__TASK GOAL__
Gather every line below where "Dollar" appears.

(Figure content listings)
----

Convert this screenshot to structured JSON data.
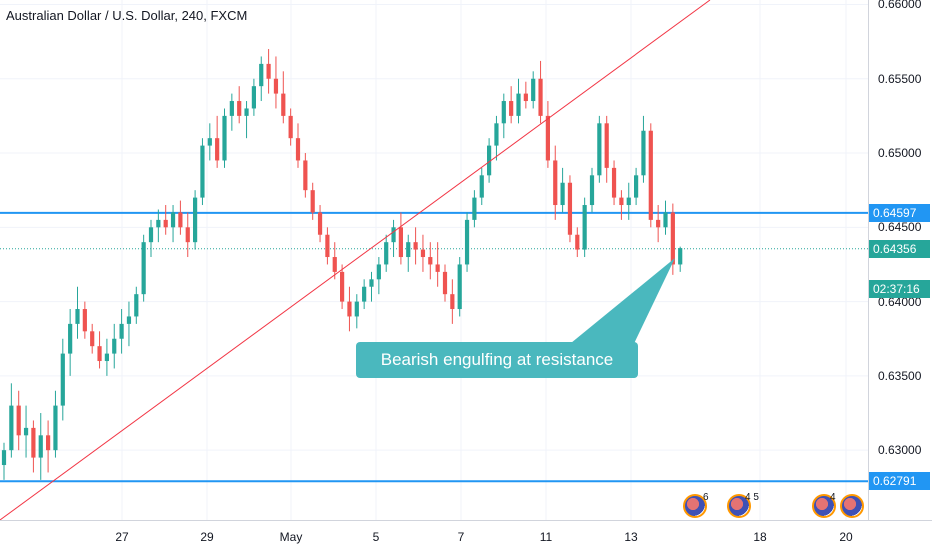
{
  "header": {
    "title": "Australian Dollar / U.S. Dollar, 240, FXCM"
  },
  "colors": {
    "up": "#26a69a",
    "down": "#ef5350",
    "trendline": "#f23645",
    "hline": "#2196f3",
    "current": "#26a69a",
    "callout_bg": "#4ab8be",
    "axis_text": "#131722"
  },
  "price_ticks": [
    "0.66000",
    "0.65500",
    "0.65000",
    "0.64500",
    "0.64000",
    "0.63500",
    "0.63000"
  ],
  "price_tags": [
    {
      "label": "0.64597",
      "value": 0.64597,
      "color": "#2196f3"
    },
    {
      "label": "0.64356",
      "value": 0.64356,
      "color": "#26a69a"
    },
    {
      "label": "02:37:16",
      "value": 0.64082,
      "color": "#26a69a"
    },
    {
      "label": "0.62791",
      "value": 0.62791,
      "color": "#2196f3"
    }
  ],
  "time_ticks": [
    "27",
    "29",
    "May",
    "5",
    "7",
    "11",
    "13",
    "18",
    "20"
  ],
  "annotation": {
    "text": "Bearish engulfing at resistance"
  },
  "events": [
    {
      "icon": "us-flag-icon",
      "count": "6"
    },
    {
      "icon": "us-flag-icon",
      "count": "4 5"
    },
    {
      "icon": "us-flag-icon",
      "count": "4"
    },
    {
      "icon": "au-flag-icon",
      "count": ""
    }
  ],
  "chart_data": {
    "type": "candlestick",
    "title": "Australian Dollar / U.S. Dollar, 240, FXCM",
    "ylim": [
      0.6253,
      0.6603
    ],
    "horizontal_lines": [
      0.64597,
      0.62791
    ],
    "current_price": 0.64356,
    "trendline": {
      "from": 0.6253,
      "to": 0.6603
    },
    "candles": [
      [
        0.629,
        0.6305,
        0.628,
        0.63
      ],
      [
        0.63,
        0.6345,
        0.6295,
        0.633
      ],
      [
        0.633,
        0.634,
        0.63,
        0.631
      ],
      [
        0.631,
        0.633,
        0.6295,
        0.6315
      ],
      [
        0.6315,
        0.632,
        0.6285,
        0.6295
      ],
      [
        0.6295,
        0.6325,
        0.628,
        0.631
      ],
      [
        0.631,
        0.632,
        0.6285,
        0.63
      ],
      [
        0.63,
        0.634,
        0.6295,
        0.633
      ],
      [
        0.633,
        0.6375,
        0.632,
        0.6365
      ],
      [
        0.6365,
        0.6395,
        0.635,
        0.6385
      ],
      [
        0.6385,
        0.641,
        0.6375,
        0.6395
      ],
      [
        0.6395,
        0.64,
        0.6375,
        0.638
      ],
      [
        0.638,
        0.6385,
        0.6365,
        0.637
      ],
      [
        0.637,
        0.638,
        0.6355,
        0.636
      ],
      [
        0.636,
        0.6375,
        0.635,
        0.6365
      ],
      [
        0.6365,
        0.6385,
        0.6355,
        0.6375
      ],
      [
        0.6375,
        0.6395,
        0.6365,
        0.6385
      ],
      [
        0.6385,
        0.64,
        0.637,
        0.639
      ],
      [
        0.639,
        0.641,
        0.6385,
        0.6405
      ],
      [
        0.6405,
        0.6445,
        0.64,
        0.644
      ],
      [
        0.644,
        0.6455,
        0.643,
        0.645
      ],
      [
        0.645,
        0.6462,
        0.644,
        0.6455
      ],
      [
        0.6455,
        0.6465,
        0.6445,
        0.645
      ],
      [
        0.645,
        0.6465,
        0.644,
        0.646
      ],
      [
        0.646,
        0.6468,
        0.6445,
        0.645
      ],
      [
        0.645,
        0.646,
        0.643,
        0.644
      ],
      [
        0.644,
        0.6475,
        0.6435,
        0.647
      ],
      [
        0.647,
        0.651,
        0.6465,
        0.6505
      ],
      [
        0.6505,
        0.652,
        0.6495,
        0.651
      ],
      [
        0.651,
        0.6525,
        0.649,
        0.6495
      ],
      [
        0.6495,
        0.653,
        0.649,
        0.6525
      ],
      [
        0.6525,
        0.654,
        0.6515,
        0.6535
      ],
      [
        0.6535,
        0.6545,
        0.652,
        0.6525
      ],
      [
        0.6525,
        0.6535,
        0.651,
        0.653
      ],
      [
        0.653,
        0.655,
        0.6525,
        0.6545
      ],
      [
        0.6545,
        0.6565,
        0.6535,
        0.656
      ],
      [
        0.656,
        0.657,
        0.654,
        0.655
      ],
      [
        0.655,
        0.6565,
        0.653,
        0.654
      ],
      [
        0.654,
        0.6555,
        0.652,
        0.6525
      ],
      [
        0.6525,
        0.653,
        0.6505,
        0.651
      ],
      [
        0.651,
        0.652,
        0.649,
        0.6495
      ],
      [
        0.6495,
        0.65,
        0.647,
        0.6475
      ],
      [
        0.6475,
        0.648,
        0.6455,
        0.646
      ],
      [
        0.646,
        0.6465,
        0.644,
        0.6445
      ],
      [
        0.6445,
        0.645,
        0.6425,
        0.643
      ],
      [
        0.643,
        0.644,
        0.6415,
        0.642
      ],
      [
        0.642,
        0.6425,
        0.6395,
        0.64
      ],
      [
        0.64,
        0.641,
        0.638,
        0.639
      ],
      [
        0.639,
        0.6405,
        0.6382,
        0.64
      ],
      [
        0.64,
        0.6415,
        0.6395,
        0.641
      ],
      [
        0.641,
        0.642,
        0.64,
        0.6415
      ],
      [
        0.6415,
        0.643,
        0.6405,
        0.6425
      ],
      [
        0.6425,
        0.6445,
        0.642,
        0.644
      ],
      [
        0.644,
        0.6455,
        0.643,
        0.645
      ],
      [
        0.645,
        0.646,
        0.6425,
        0.643
      ],
      [
        0.643,
        0.6445,
        0.642,
        0.644
      ],
      [
        0.644,
        0.645,
        0.6425,
        0.6435
      ],
      [
        0.6435,
        0.6445,
        0.642,
        0.643
      ],
      [
        0.643,
        0.644,
        0.6415,
        0.6425
      ],
      [
        0.6425,
        0.644,
        0.641,
        0.642
      ],
      [
        0.642,
        0.6425,
        0.64,
        0.6405
      ],
      [
        0.6405,
        0.6415,
        0.6385,
        0.6395
      ],
      [
        0.6395,
        0.643,
        0.639,
        0.6425
      ],
      [
        0.6425,
        0.646,
        0.642,
        0.6455
      ],
      [
        0.6455,
        0.6475,
        0.645,
        0.647
      ],
      [
        0.647,
        0.649,
        0.6465,
        0.6485
      ],
      [
        0.6485,
        0.651,
        0.648,
        0.6505
      ],
      [
        0.6505,
        0.6525,
        0.6495,
        0.652
      ],
      [
        0.652,
        0.654,
        0.651,
        0.6535
      ],
      [
        0.6535,
        0.6545,
        0.652,
        0.6525
      ],
      [
        0.6525,
        0.655,
        0.652,
        0.654
      ],
      [
        0.654,
        0.6548,
        0.653,
        0.6535
      ],
      [
        0.6535,
        0.6555,
        0.653,
        0.655
      ],
      [
        0.655,
        0.6562,
        0.652,
        0.6525
      ],
      [
        0.6525,
        0.6535,
        0.649,
        0.6495
      ],
      [
        0.6495,
        0.6505,
        0.6455,
        0.6465
      ],
      [
        0.6465,
        0.649,
        0.646,
        0.648
      ],
      [
        0.648,
        0.6485,
        0.644,
        0.6445
      ],
      [
        0.6445,
        0.645,
        0.643,
        0.6435
      ],
      [
        0.6435,
        0.647,
        0.643,
        0.6465
      ],
      [
        0.6465,
        0.649,
        0.646,
        0.6485
      ],
      [
        0.6485,
        0.6525,
        0.648,
        0.652
      ],
      [
        0.652,
        0.6525,
        0.648,
        0.649
      ],
      [
        0.649,
        0.6495,
        0.6465,
        0.647
      ],
      [
        0.647,
        0.6475,
        0.6455,
        0.6465
      ],
      [
        0.6465,
        0.648,
        0.6455,
        0.647
      ],
      [
        0.647,
        0.649,
        0.6465,
        0.6485
      ],
      [
        0.6485,
        0.6525,
        0.648,
        0.6515
      ],
      [
        0.6515,
        0.652,
        0.645,
        0.6455
      ],
      [
        0.6455,
        0.6465,
        0.644,
        0.645
      ],
      [
        0.645,
        0.6468,
        0.6445,
        0.646
      ],
      [
        0.646,
        0.6466,
        0.6418,
        0.6425
      ],
      [
        0.6425,
        0.6437,
        0.642,
        0.6436
      ]
    ]
  }
}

----

__TASK ANSWER__
    "title": "Australian Dollar / U.S. Dollar, 240, FXCM"
    "title": "Australian Dollar / U.S. Dollar, 240, FXCM",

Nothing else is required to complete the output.